• _Material provided_:
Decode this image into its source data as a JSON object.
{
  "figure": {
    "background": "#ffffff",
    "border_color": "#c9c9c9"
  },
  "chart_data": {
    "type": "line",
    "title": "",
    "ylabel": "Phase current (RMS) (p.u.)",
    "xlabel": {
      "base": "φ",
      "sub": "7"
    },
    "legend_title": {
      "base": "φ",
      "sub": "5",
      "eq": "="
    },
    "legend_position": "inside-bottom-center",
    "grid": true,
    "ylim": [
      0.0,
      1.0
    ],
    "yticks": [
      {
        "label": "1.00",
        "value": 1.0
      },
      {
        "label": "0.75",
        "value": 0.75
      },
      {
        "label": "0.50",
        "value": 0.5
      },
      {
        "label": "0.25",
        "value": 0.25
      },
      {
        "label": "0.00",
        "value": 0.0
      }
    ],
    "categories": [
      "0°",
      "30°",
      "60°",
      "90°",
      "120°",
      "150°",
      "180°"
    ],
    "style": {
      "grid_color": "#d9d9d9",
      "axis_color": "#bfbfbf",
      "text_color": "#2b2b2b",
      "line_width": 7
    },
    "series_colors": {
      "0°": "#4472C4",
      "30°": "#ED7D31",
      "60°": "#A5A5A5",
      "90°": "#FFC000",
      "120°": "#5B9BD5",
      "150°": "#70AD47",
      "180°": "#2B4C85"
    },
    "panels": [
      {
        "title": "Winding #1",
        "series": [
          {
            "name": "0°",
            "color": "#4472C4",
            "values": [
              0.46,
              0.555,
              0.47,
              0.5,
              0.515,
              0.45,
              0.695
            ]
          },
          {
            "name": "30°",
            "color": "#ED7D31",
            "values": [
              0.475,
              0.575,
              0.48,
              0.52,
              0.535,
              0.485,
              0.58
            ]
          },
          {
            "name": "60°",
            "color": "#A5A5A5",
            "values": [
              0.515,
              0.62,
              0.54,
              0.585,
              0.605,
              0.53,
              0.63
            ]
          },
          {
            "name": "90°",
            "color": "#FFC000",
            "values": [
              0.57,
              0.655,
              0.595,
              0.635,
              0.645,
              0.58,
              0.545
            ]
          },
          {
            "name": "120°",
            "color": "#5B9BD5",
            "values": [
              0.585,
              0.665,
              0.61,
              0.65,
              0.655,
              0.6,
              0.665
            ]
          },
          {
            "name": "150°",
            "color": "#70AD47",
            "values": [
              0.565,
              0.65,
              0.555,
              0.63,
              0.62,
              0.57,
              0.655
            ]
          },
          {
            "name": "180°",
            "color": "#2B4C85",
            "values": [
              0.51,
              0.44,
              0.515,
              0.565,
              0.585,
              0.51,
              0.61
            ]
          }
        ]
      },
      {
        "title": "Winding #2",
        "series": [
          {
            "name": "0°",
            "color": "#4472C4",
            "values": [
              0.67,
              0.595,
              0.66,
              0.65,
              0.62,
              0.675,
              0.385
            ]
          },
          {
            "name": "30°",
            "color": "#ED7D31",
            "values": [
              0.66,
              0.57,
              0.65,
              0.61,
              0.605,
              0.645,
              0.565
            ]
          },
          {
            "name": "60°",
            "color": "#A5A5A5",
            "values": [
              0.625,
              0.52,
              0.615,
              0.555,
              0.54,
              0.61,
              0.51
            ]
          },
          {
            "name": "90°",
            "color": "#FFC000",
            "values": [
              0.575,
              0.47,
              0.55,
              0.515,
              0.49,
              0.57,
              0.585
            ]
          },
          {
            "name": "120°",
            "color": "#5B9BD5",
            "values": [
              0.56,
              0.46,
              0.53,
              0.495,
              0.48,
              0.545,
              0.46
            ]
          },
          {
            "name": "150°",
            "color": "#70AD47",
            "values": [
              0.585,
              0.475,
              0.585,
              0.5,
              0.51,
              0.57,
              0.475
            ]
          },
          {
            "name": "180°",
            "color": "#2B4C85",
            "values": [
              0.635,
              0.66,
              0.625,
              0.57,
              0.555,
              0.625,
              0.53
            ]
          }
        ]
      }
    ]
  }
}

• _The request_:
Copy out the material word for word and line for line.

• _Solution for this task_:
Decode this image into its source data as a JSON object.
{
  "figure": {
    "background": "#ffffff",
    "border_color": "#c9c9c9"
  },
  "chart_data": {
    "type": "line",
    "title": "",
    "ylabel": "Phase current (RMS) (p.u.)",
    "xlabel": {
      "base": "φ",
      "sub": "7"
    },
    "legend_title": {
      "base": "φ",
      "sub": "5",
      "eq": "="
    },
    "legend_position": "inside-bottom-center",
    "grid": true,
    "ylim": [
      0.0,
      1.0
    ],
    "yticks": [
      {
        "label": "1.00",
        "value": 1.0
      },
      {
        "label": "0.75",
        "value": 0.75
      },
      {
        "label": "0.50",
        "value": 0.5
      },
      {
        "label": "0.25",
        "value": 0.25
      },
      {
        "label": "0.00",
        "value": 0.0
      }
    ],
    "categories": [
      "0°",
      "30°",
      "60°",
      "90°",
      "120°",
      "150°",
      "180°"
    ],
    "style": {
      "grid_color": "#d9d9d9",
      "axis_color": "#bfbfbf",
      "text_color": "#2b2b2b",
      "line_width": 7
    },
    "series_colors": {
      "0°": "#4472C4",
      "30°": "#ED7D31",
      "60°": "#A5A5A5",
      "90°": "#FFC000",
      "120°": "#5B9BD5",
      "150°": "#70AD47",
      "180°": "#2B4C85"
    },
    "panels": [
      {
        "title": "Winding #1",
        "series": [
          {
            "name": "0°",
            "color": "#4472C4",
            "values": [
              0.46,
              0.555,
              0.47,
              0.5,
              0.515,
              0.45,
              0.695
            ]
          },
          {
            "name": "30°",
            "color": "#ED7D31",
            "values": [
              0.475,
              0.575,
              0.48,
              0.52,
              0.535,
              0.485,
              0.58
            ]
          },
          {
            "name": "60°",
            "color": "#A5A5A5",
            "values": [
              0.515,
              0.62,
              0.54,
              0.585,
              0.605,
              0.53,
              0.63
            ]
          },
          {
            "name": "90°",
            "color": "#FFC000",
            "values": [
              0.57,
              0.655,
              0.595,
              0.635,
              0.645,
              0.58,
              0.545
            ]
          },
          {
            "name": "120°",
            "color": "#5B9BD5",
            "values": [
              0.585,
              0.665,
              0.61,
              0.65,
              0.655,
              0.6,
              0.665
            ]
          },
          {
            "name": "150°",
            "color": "#70AD47",
            "values": [
              0.565,
              0.65,
              0.555,
              0.63,
              0.62,
              0.57,
              0.655
            ]
          },
          {
            "name": "180°",
            "color": "#2B4C85",
            "values": [
              0.51,
              0.44,
              0.515,
              0.565,
              0.585,
              0.51,
              0.61
            ]
          }
        ]
      },
      {
        "title": "Winding #2",
        "series": [
          {
            "name": "0°",
            "color": "#4472C4",
            "values": [
              0.67,
              0.595,
              0.66,
              0.65,
              0.62,
              0.675,
              0.385
            ]
          },
          {
            "name": "30°",
            "color": "#ED7D31",
            "values": [
              0.66,
              0.57,
              0.65,
              0.61,
              0.605,
              0.645,
              0.565
            ]
          },
          {
            "name": "60°",
            "color": "#A5A5A5",
            "values": [
              0.625,
              0.52,
              0.615,
              0.555,
              0.54,
              0.61,
              0.51
            ]
          },
          {
            "name": "90°",
            "color": "#FFC000",
            "values": [
              0.575,
              0.47,
              0.55,
              0.515,
              0.49,
              0.57,
              0.585
            ]
          },
          {
            "name": "120°",
            "color": "#5B9BD5",
            "values": [
              0.56,
              0.46,
              0.53,
              0.495,
              0.48,
              0.545,
              0.46
            ]
          },
          {
            "name": "150°",
            "color": "#70AD47",
            "values": [
              0.585,
              0.475,
              0.585,
              0.5,
              0.51,
              0.57,
              0.475
            ]
          },
          {
            "name": "180°",
            "color": "#2B4C85",
            "values": [
              0.635,
              0.66,
              0.625,
              0.57,
              0.555,
              0.625,
              0.53
            ]
          }
        ]
      }
    ]
  }
}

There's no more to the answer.